▶ [BRIEF]
Whenever a line below includes the string "logo", show it.

▶ [GIVEN DATA]
++++++++++++++++++++

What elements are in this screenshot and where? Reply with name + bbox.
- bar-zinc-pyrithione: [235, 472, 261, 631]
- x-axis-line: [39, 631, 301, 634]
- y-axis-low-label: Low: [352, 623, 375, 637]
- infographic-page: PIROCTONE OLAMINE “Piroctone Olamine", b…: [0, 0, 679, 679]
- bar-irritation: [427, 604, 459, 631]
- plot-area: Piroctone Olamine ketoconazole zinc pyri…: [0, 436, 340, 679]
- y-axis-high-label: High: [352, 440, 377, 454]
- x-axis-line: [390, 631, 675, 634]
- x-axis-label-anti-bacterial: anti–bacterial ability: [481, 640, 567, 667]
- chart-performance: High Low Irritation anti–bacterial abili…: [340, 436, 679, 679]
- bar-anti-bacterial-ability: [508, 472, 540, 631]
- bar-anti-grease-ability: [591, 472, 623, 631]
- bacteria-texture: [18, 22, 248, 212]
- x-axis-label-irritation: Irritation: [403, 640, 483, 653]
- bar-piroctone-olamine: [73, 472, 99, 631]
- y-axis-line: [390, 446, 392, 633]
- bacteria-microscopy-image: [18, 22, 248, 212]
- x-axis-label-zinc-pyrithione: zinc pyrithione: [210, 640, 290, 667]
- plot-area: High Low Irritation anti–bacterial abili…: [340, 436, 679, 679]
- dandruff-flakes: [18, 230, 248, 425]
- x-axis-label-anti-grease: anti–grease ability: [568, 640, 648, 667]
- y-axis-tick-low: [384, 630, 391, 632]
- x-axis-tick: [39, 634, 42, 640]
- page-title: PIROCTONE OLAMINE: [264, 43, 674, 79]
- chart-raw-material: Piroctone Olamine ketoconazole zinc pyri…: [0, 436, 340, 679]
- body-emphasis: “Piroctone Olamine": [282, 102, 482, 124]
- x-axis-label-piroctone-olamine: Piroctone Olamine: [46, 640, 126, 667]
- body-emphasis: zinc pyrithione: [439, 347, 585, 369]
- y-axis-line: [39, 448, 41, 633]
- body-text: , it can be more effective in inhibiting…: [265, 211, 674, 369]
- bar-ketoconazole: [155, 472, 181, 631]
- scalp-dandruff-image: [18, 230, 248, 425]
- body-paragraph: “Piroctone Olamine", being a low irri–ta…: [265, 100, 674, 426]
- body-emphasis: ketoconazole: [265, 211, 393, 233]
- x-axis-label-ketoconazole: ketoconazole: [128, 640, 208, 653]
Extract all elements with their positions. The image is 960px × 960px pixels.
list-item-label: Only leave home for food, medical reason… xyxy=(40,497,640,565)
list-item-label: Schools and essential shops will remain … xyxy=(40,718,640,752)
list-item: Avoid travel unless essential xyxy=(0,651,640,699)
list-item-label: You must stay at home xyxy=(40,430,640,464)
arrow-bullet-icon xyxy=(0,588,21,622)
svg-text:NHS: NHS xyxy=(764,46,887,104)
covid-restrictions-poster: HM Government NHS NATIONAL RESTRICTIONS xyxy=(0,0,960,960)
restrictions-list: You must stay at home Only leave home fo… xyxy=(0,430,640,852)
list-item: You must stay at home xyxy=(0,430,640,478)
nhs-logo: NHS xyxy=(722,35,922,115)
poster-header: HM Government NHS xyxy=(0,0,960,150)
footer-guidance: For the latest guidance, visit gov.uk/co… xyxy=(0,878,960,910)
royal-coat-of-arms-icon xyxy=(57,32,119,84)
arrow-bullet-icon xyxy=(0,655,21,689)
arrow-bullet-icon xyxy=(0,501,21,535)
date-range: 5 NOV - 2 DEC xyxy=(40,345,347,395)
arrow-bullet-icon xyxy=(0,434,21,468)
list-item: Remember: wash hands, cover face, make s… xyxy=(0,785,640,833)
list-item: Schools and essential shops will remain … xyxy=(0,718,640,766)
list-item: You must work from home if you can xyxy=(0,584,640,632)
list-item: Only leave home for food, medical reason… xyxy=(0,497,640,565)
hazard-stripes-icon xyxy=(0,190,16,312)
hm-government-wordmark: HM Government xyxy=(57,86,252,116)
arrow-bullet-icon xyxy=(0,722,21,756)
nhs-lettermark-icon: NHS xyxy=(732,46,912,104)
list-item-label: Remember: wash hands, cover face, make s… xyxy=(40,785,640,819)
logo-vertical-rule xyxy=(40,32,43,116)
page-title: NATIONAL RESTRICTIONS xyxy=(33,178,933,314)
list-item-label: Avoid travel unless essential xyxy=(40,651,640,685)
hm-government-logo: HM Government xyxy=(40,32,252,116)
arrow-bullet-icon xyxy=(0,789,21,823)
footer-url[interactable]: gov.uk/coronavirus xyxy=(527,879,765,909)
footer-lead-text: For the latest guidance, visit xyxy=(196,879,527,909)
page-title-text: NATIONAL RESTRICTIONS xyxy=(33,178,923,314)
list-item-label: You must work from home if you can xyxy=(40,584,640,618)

++++++++++++++++++++

▶ [REPLY TO THE TASK]
nhs-logo: NHS xyxy=(722,35,922,115)
logo-vertical-rule xyxy=(40,32,43,116)
hm-government-logo: HM Government xyxy=(40,32,252,116)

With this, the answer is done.